Items from a figure collection:
* * * * *
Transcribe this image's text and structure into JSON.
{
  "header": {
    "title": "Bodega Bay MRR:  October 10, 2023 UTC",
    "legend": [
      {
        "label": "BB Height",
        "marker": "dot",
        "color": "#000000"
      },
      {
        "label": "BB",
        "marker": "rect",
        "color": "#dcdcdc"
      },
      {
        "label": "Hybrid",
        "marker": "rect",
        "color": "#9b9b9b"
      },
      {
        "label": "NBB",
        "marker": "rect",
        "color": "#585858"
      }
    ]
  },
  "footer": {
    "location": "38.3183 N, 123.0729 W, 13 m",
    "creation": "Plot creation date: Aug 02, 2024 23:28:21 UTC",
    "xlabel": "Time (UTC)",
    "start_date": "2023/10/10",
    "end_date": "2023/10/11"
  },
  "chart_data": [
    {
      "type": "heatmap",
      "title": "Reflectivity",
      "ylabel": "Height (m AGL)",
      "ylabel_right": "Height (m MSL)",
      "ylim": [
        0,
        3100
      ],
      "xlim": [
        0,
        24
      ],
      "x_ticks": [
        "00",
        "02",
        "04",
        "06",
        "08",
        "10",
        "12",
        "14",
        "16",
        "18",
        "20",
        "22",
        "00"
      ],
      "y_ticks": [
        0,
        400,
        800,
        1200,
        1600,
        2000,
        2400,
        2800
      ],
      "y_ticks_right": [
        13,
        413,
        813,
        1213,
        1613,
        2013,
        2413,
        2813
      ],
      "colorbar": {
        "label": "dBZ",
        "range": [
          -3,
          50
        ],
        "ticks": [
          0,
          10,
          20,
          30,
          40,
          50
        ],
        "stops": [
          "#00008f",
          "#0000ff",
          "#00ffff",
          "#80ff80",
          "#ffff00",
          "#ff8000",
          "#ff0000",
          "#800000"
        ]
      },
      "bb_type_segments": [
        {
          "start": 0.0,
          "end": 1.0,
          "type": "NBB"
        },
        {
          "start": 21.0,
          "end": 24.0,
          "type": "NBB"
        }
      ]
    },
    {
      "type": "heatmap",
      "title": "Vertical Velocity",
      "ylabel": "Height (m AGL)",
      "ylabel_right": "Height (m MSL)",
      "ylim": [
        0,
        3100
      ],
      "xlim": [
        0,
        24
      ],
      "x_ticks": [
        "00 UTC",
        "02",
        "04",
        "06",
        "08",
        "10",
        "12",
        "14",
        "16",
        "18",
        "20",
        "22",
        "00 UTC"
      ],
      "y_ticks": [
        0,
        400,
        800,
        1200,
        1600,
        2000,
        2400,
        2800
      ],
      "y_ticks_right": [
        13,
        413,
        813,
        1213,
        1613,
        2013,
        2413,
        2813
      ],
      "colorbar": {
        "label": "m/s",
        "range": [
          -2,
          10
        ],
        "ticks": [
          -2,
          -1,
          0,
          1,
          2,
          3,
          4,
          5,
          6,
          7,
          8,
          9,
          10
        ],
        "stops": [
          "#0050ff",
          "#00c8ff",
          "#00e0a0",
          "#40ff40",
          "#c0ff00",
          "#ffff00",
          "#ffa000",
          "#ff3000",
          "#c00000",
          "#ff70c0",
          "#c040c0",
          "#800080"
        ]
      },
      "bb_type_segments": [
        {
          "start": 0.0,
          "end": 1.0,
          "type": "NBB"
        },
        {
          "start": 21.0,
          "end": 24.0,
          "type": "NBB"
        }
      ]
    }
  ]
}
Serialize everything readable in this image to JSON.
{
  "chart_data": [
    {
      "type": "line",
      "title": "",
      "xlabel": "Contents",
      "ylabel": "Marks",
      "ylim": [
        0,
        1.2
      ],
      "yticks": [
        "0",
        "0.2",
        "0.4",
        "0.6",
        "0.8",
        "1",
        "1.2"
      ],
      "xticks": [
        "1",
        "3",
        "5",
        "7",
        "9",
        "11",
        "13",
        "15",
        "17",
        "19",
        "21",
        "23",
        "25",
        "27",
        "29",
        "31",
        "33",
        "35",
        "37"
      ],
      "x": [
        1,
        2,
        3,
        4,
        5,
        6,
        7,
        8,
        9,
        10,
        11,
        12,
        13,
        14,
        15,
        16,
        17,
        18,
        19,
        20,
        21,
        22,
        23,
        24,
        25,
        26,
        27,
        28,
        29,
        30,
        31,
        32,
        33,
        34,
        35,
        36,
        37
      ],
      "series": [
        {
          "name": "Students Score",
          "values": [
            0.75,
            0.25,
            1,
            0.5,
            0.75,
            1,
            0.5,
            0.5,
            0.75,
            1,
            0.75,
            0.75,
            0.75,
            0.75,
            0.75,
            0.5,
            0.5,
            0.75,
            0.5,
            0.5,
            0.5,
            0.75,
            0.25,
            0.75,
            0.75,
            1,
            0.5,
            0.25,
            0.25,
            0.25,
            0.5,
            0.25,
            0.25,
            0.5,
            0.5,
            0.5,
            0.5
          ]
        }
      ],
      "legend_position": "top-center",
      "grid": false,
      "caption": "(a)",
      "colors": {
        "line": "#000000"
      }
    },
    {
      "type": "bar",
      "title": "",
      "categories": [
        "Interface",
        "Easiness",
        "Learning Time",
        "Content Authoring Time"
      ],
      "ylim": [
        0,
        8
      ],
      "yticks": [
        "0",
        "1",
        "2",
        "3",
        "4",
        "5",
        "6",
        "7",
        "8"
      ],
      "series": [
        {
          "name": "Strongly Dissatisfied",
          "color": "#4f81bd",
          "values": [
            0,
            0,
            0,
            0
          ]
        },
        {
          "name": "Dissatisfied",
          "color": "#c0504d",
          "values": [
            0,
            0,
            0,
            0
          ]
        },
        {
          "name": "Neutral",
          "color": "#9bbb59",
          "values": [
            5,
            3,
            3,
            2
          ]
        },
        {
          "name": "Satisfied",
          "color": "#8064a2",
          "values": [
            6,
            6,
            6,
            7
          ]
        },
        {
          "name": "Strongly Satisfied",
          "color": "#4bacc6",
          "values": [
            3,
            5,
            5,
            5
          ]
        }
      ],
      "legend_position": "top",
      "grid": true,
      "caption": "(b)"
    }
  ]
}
* * * * *
Repeat the listing above without any change.

EXERCISE RESPONSE –
Transcribe this image's text and structure into JSON.
{
  "header": {
    "title": "Bodega Bay MRR:  October 10, 2023 UTC",
    "legend": [
      {
        "label": "BB Height",
        "marker": "dot",
        "color": "#000000"
      },
      {
        "label": "BB",
        "marker": "rect",
        "color": "#dcdcdc"
      },
      {
        "label": "Hybrid",
        "marker": "rect",
        "color": "#9b9b9b"
      },
      {
        "label": "NBB",
        "marker": "rect",
        "color": "#585858"
      }
    ]
  },
  "footer": {
    "location": "38.3183 N, 123.0729 W, 13 m",
    "creation": "Plot creation date: Aug 02, 2024 23:28:21 UTC",
    "xlabel": "Time (UTC)",
    "start_date": "2023/10/10",
    "end_date": "2023/10/11"
  },
  "chart_data": [
    {
      "type": "heatmap",
      "title": "Reflectivity",
      "ylabel": "Height (m AGL)",
      "ylabel_right": "Height (m MSL)",
      "ylim": [
        0,
        3100
      ],
      "xlim": [
        0,
        24
      ],
      "x_ticks": [
        "00",
        "02",
        "04",
        "06",
        "08",
        "10",
        "12",
        "14",
        "16",
        "18",
        "20",
        "22",
        "00"
      ],
      "y_ticks": [
        0,
        400,
        800,
        1200,
        1600,
        2000,
        2400,
        2800
      ],
      "y_ticks_right": [
        13,
        413,
        813,
        1213,
        1613,
        2013,
        2413,
        2813
      ],
      "colorbar": {
        "label": "dBZ",
        "range": [
          -3,
          50
        ],
        "ticks": [
          0,
          10,
          20,
          30,
          40,
          50
        ],
        "stops": [
          "#00008f",
          "#0000ff",
          "#00ffff",
          "#80ff80",
          "#ffff00",
          "#ff8000",
          "#ff0000",
          "#800000"
        ]
      },
      "bb_type_segments": [
        {
          "start": 0.0,
          "end": 1.0,
          "type": "NBB"
        },
        {
          "start": 21.0,
          "end": 24.0,
          "type": "NBB"
        }
      ]
    },
    {
      "type": "heatmap",
      "title": "Vertical Velocity",
      "ylabel": "Height (m AGL)",
      "ylabel_right": "Height (m MSL)",
      "ylim": [
        0,
        3100
      ],
      "xlim": [
        0,
        24
      ],
      "x_ticks": [
        "00 UTC",
        "02",
        "04",
        "06",
        "08",
        "10",
        "12",
        "14",
        "16",
        "18",
        "20",
        "22",
        "00 UTC"
      ],
      "y_ticks": [
        0,
        400,
        800,
        1200,
        1600,
        2000,
        2400,
        2800
      ],
      "y_ticks_right": [
        13,
        413,
        813,
        1213,
        1613,
        2013,
        2413,
        2813
      ],
      "colorbar": {
        "label": "m/s",
        "range": [
          -2,
          10
        ],
        "ticks": [
          -2,
          -1,
          0,
          1,
          2,
          3,
          4,
          5,
          6,
          7,
          8,
          9,
          10
        ],
        "stops": [
          "#0050ff",
          "#00c8ff",
          "#00e0a0",
          "#40ff40",
          "#c0ff00",
          "#ffff00",
          "#ffa000",
          "#ff3000",
          "#c00000",
          "#ff70c0",
          "#c040c0",
          "#800080"
        ]
      },
      "bb_type_segments": [
        {
          "start": 0.0,
          "end": 1.0,
          "type": "NBB"
        },
        {
          "start": 21.0,
          "end": 24.0,
          "type": "NBB"
        }
      ]
    }
  ]
}
Serialize everything readable in this image to JSON.
{
  "chart_data": [
    {
      "type": "line",
      "title": "",
      "xlabel": "Contents",
      "ylabel": "Marks",
      "ylim": [
        0,
        1.2
      ],
      "yticks": [
        "0",
        "0.2",
        "0.4",
        "0.6",
        "0.8",
        "1",
        "1.2"
      ],
      "xticks": [
        "1",
        "3",
        "5",
        "7",
        "9",
        "11",
        "13",
        "15",
        "17",
        "19",
        "21",
        "23",
        "25",
        "27",
        "29",
        "31",
        "33",
        "35",
        "37"
      ],
      "x": [
        1,
        2,
        3,
        4,
        5,
        6,
        7,
        8,
        9,
        10,
        11,
        12,
        13,
        14,
        15,
        16,
        17,
        18,
        19,
        20,
        21,
        22,
        23,
        24,
        25,
        26,
        27,
        28,
        29,
        30,
        31,
        32,
        33,
        34,
        35,
        36,
        37
      ],
      "series": [
        {
          "name": "Students Score",
          "values": [
            0.75,
            0.25,
            1,
            0.5,
            0.75,
            1,
            0.5,
            0.5,
            0.75,
            1,
            0.75,
            0.75,
            0.75,
            0.75,
            0.75,
            0.5,
            0.5,
            0.75,
            0.5,
            0.5,
            0.5,
            0.75,
            0.25,
            0.75,
            0.75,
            1,
            0.5,
            0.25,
            0.25,
            0.25,
            0.5,
            0.25,
            0.25,
            0.5,
            0.5,
            0.5,
            0.5
          ]
        }
      ],
      "legend_position": "top-center",
      "grid": false,
      "caption": "(a)",
      "colors": {
        "line": "#000000"
      }
    },
    {
      "type": "bar",
      "title": "",
      "categories": [
        "Interface",
        "Easiness",
        "Learning Time",
        "Content Authoring Time"
      ],
      "ylim": [
        0,
        8
      ],
      "yticks": [
        "0",
        "1",
        "2",
        "3",
        "4",
        "5",
        "6",
        "7",
        "8"
      ],
      "series": [
        {
          "name": "Strongly Dissatisfied",
          "color": "#4f81bd",
          "values": [
            0,
            0,
            0,
            0
          ]
        },
        {
          "name": "Dissatisfied",
          "color": "#c0504d",
          "values": [
            0,
            0,
            0,
            0
          ]
        },
        {
          "name": "Neutral",
          "color": "#9bbb59",
          "values": [
            5,
            3,
            3,
            2
          ]
        },
        {
          "name": "Satisfied",
          "color": "#8064a2",
          "values": [
            6,
            6,
            6,
            7
          ]
        },
        {
          "name": "Strongly Satisfied",
          "color": "#4bacc6",
          "values": [
            3,
            5,
            5,
            5
          ]
        }
      ],
      "legend_position": "top",
      "grid": true,
      "caption": "(b)"
    }
  ]
}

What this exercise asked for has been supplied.